Leave out the pictures and repeat everything else in the records exactly.

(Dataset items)
--- Begin ---
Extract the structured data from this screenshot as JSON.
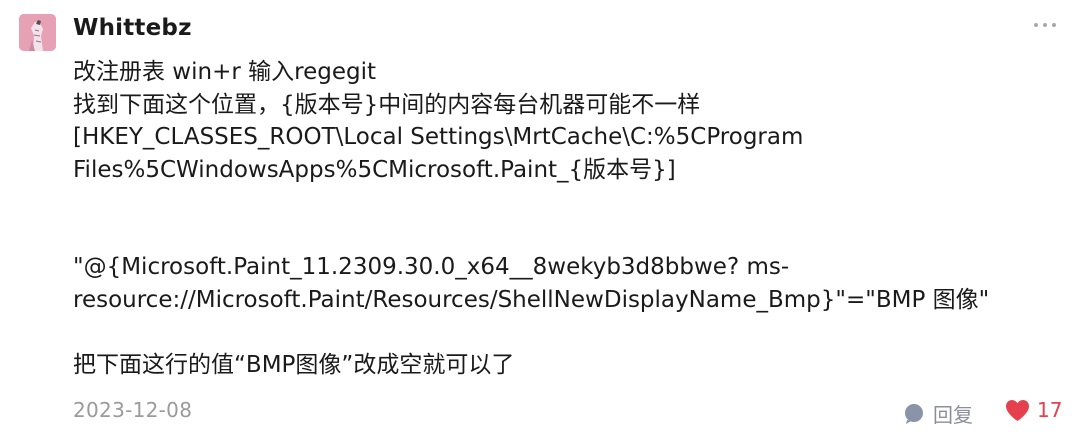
{
  "comment": {
    "username": "Whittebz",
    "more_icon": "more-dots-icon",
    "lines_block1": [
      "改注册表 win+r 输入regegit",
      "找到下面这个位置，{版本号}中间的内容每台机器可能不一样",
      "[HKEY_CLASSES_ROOT\\Local Settings\\MrtCache\\C:%5CProgram",
      "Files%5CWindowsApps%5CMicrosoft.Paint_{版本号}]"
    ],
    "lines_block2": [
      "\"@{Microsoft.Paint_11.2309.30.0_x64__8wekyb3d8bbwe? ms-",
      "resource://Microsoft.Paint/Resources/ShellNewDisplayName_Bmp}\"=\"BMP 图像\""
    ],
    "lines_block3": [
      "把下面这行的值“BMP图像”改成空就可以了"
    ],
    "date": "2023-12-08",
    "reply_label": "回复",
    "reply_icon": "comment-bubble-icon",
    "like_count": "17",
    "like_icon": "heart-icon",
    "colors": {
      "like": "#e5404d",
      "meta": "#9a9a9a",
      "reply_icon": "#8a94a8"
    }
  }
}
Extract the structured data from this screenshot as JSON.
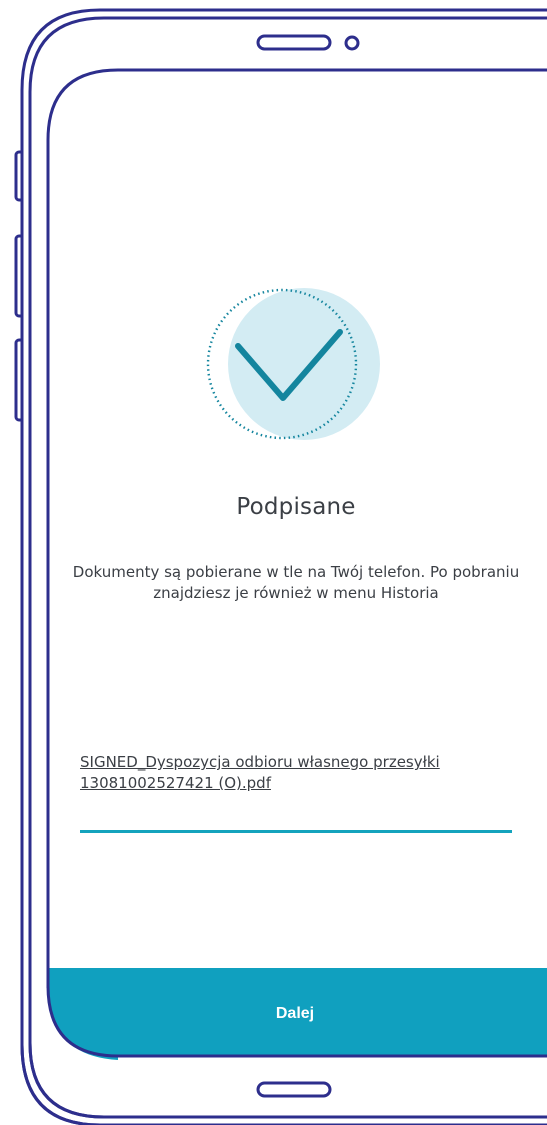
{
  "screen": {
    "title": "Podpisane",
    "message": "Dokumenty są pobierane w tle na Twój telefon. Po pobraniu znajdziesz je również w menu Historia",
    "file_link": "SIGNED_Dyspozycja odbioru własnego przesyłki 13081002527421 (O).pdf",
    "download_progress": 1.0,
    "next_label": "Dalej"
  },
  "icons": {
    "status": "checkmark-icon"
  },
  "colors": {
    "accent": "#10a0bf",
    "check_stroke": "#14859e",
    "circle_fill": "#d3ecf3",
    "phone_outline": "#2d2e8c"
  }
}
--- End ---
▸ **SOLUTION TO THE EXERCISE**
Extract the structured data from this screenshot as JSON.
{
  "comment": {
    "username": "Whittebz",
    "more_icon": "more-dots-icon",
    "lines_block1": [
      "改注册表 win+r 输入regegit",
      "找到下面这个位置，{版本号}中间的内容每台机器可能不一样",
      "[HKEY_CLASSES_ROOT\\Local Settings\\MrtCache\\C:%5CProgram",
      "Files%5CWindowsApps%5CMicrosoft.Paint_{版本号}]"
    ],
    "lines_block2": [
      "\"@{Microsoft.Paint_11.2309.30.0_x64__8wekyb3d8bbwe? ms-",
      "resource://Microsoft.Paint/Resources/ShellNewDisplayName_Bmp}\"=\"BMP 图像\""
    ],
    "lines_block3": [
      "把下面这行的值“BMP图像”改成空就可以了"
    ],
    "date": "2023-12-08",
    "reply_label": "回复",
    "reply_icon": "comment-bubble-icon",
    "like_count": "17",
    "like_icon": "heart-icon",
    "colors": {
      "like": "#e5404d",
      "meta": "#9a9a9a",
      "reply_icon": "#8a94a8"
    }
  }
}
Extract the structured data from this screenshot as JSON.
{
  "screen": {
    "title": "Podpisane",
    "message": "Dokumenty są pobierane w tle na Twój telefon. Po pobraniu znajdziesz je również w menu Historia",
    "file_link": "SIGNED_Dyspozycja odbioru własnego przesyłki 13081002527421 (O).pdf",
    "download_progress": 1.0,
    "next_label": "Dalej"
  },
  "icons": {
    "status": "checkmark-icon"
  },
  "colors": {
    "accent": "#10a0bf",
    "check_stroke": "#14859e",
    "circle_fill": "#d3ecf3",
    "phone_outline": "#2d2e8c"
  }
}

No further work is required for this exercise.